● **MATERIAL SHOWN**
____________________

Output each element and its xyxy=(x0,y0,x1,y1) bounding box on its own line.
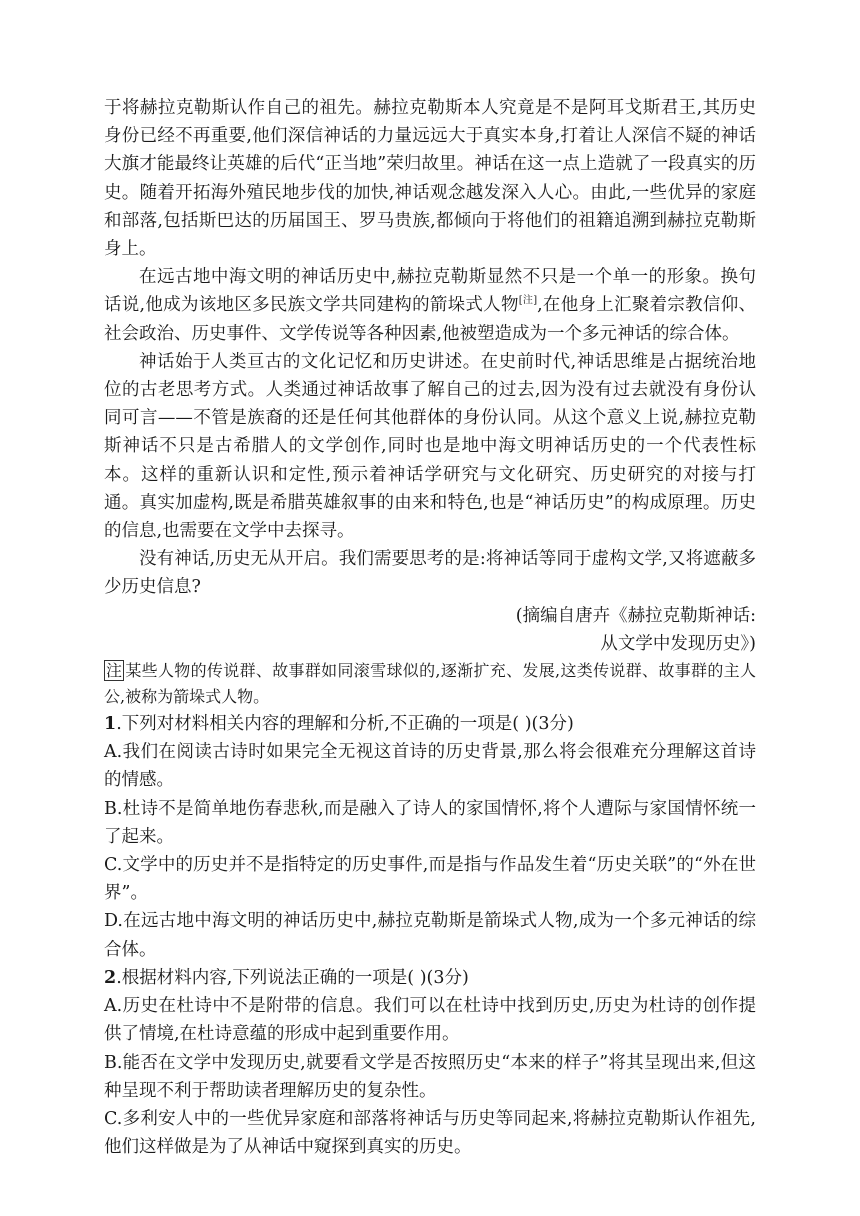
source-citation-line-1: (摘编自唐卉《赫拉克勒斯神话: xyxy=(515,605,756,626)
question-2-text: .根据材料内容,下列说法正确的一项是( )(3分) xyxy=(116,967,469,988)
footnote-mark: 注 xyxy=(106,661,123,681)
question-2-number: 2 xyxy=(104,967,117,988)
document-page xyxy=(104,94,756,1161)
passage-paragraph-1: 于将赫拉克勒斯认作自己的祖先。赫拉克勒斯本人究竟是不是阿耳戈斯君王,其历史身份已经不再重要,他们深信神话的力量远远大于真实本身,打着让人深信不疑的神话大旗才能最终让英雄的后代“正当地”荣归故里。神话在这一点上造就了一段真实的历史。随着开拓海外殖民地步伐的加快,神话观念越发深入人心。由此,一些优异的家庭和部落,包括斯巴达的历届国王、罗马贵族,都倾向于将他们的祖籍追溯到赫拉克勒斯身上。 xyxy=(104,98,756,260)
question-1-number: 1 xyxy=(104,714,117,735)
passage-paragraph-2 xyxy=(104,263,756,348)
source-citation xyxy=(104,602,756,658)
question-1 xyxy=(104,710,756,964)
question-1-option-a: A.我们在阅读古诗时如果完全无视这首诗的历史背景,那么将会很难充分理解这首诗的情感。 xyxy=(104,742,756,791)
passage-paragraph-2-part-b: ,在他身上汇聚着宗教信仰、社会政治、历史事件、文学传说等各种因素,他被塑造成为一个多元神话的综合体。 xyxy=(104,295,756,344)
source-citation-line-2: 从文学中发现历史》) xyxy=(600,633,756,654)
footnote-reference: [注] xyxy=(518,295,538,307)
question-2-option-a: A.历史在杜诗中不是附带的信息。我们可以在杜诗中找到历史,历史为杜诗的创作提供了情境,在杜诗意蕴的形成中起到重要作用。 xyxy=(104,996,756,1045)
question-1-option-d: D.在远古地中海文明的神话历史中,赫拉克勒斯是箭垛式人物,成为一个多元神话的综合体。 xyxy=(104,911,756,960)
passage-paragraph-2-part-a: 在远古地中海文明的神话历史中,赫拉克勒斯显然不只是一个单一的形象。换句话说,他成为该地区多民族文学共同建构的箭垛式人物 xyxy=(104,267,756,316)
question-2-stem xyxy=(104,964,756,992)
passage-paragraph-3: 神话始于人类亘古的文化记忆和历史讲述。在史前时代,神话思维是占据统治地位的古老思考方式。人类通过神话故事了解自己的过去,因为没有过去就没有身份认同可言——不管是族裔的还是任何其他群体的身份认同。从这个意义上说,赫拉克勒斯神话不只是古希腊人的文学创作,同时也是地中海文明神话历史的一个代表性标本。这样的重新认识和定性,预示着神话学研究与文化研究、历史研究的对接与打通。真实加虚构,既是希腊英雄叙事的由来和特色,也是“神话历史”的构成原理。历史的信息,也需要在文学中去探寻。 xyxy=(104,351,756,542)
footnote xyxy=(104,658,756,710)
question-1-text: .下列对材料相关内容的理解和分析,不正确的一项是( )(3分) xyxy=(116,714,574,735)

____________________

● **THE EXERCISE**
Recast each line of the data above as a string in a JSON list, with one string per line, skipping blank lines and leaving out the picture.

● **SOLUTION TO THIS TASK**
[
  "Output each element and its xyxy=(x0,y0,x1,y1) bounding box on its own line.",
  "source-citation-line-1: (摘编自唐卉《赫拉克勒斯神话: xyxy=(515,605,756,626)",
  "question-2-text: .根据材料内容,下列说法正确的一项是( )(3分) xyxy=(116,967,469,988)",
  "footnote-mark: 注 xyxy=(106,661,123,681)",
  "question-2-number: 2 xyxy=(104,967,117,988)",
  "document-page xyxy=(104,94,756,1161)",
  "passage-paragraph-1: 于将赫拉克勒斯认作自己的祖先。赫拉克勒斯本人究竟是不是阿耳戈斯君王,其历史身份已经不再重要,他们深信神话的力量远远大于真实本身,打着让人深信不疑的神话大旗才能最终让英雄的后代“正当地”荣归故里。神话在这一点上造就了一段真实的历史。随着开拓海外殖民地步伐的加快,神话观念越发深入人心。由此,一些优异的家庭和部落,包括斯巴达的历届国王、罗马贵族,都倾向于将他们的祖籍追溯到赫拉克勒斯身上。 xyxy=(104,98,756,260)",
  "question-1-number: 1 xyxy=(104,714,117,735)",
  "passage-paragraph-2 xyxy=(104,263,756,348)",
  "source-citation xyxy=(104,602,756,658)",
  "question-1 xyxy=(104,710,756,964)",
  "question-1-option-a: A.我们在阅读古诗时如果完全无视这首诗的历史背景,那么将会很难充分理解这首诗的情感。 xyxy=(104,742,756,791)",
  "passage-paragraph-2-part-b: ,在他身上汇聚着宗教信仰、社会政治、历史事件、文学传说等各种因素,他被塑造成为一个多元神话的综合体。 xyxy=(104,295,756,344)",
  "source-citation-line-2: 从文学中发现历史》) xyxy=(600,633,756,654)",
  "footnote-reference: [注] xyxy=(518,295,538,307)",
  "question-2-option-a: A.历史在杜诗中不是附带的信息。我们可以在杜诗中找到历史,历史为杜诗的创作提供了情境,在杜诗意蕴的形成中起到重要作用。 xyxy=(104,996,756,1045)",
  "question-1-option-d: D.在远古地中海文明的神话历史中,赫拉克勒斯是箭垛式人物,成为一个多元神话的综合体。 xyxy=(104,911,756,960)",
  "passage-paragraph-2-part-a: 在远古地中海文明的神话历史中,赫拉克勒斯显然不只是一个单一的形象。换句话说,他成为该地区多民族文学共同建构的箭垛式人物 xyxy=(104,267,756,316)",
  "question-2-stem xyxy=(104,964,756,992)",
  "passage-paragraph-3: 神话始于人类亘古的文化记忆和历史讲述。在史前时代,神话思维是占据统治地位的古老思考方式。人类通过神话故事了解自己的过去,因为没有过去就没有身份认同可言——不管是族裔的还是任何其他群体的身份认同。从这个意义上说,赫拉克勒斯神话不只是古希腊人的文学创作,同时也是地中海文明神话历史的一个代表性标本。这样的重新认识和定性,预示着神话学研究与文化研究、历史研究的对接与打通。真实加虚构,既是希腊英雄叙事的由来和特色,也是“神话历史”的构成原理。历史的信息,也需要在文学中去探寻。 xyxy=(104,351,756,542)",
  "footnote xyxy=(104,658,756,710)",
  "question-1-text: .下列对材料相关内容的理解和分析,不正确的一项是( )(3分) xyxy=(116,714,574,735)"
]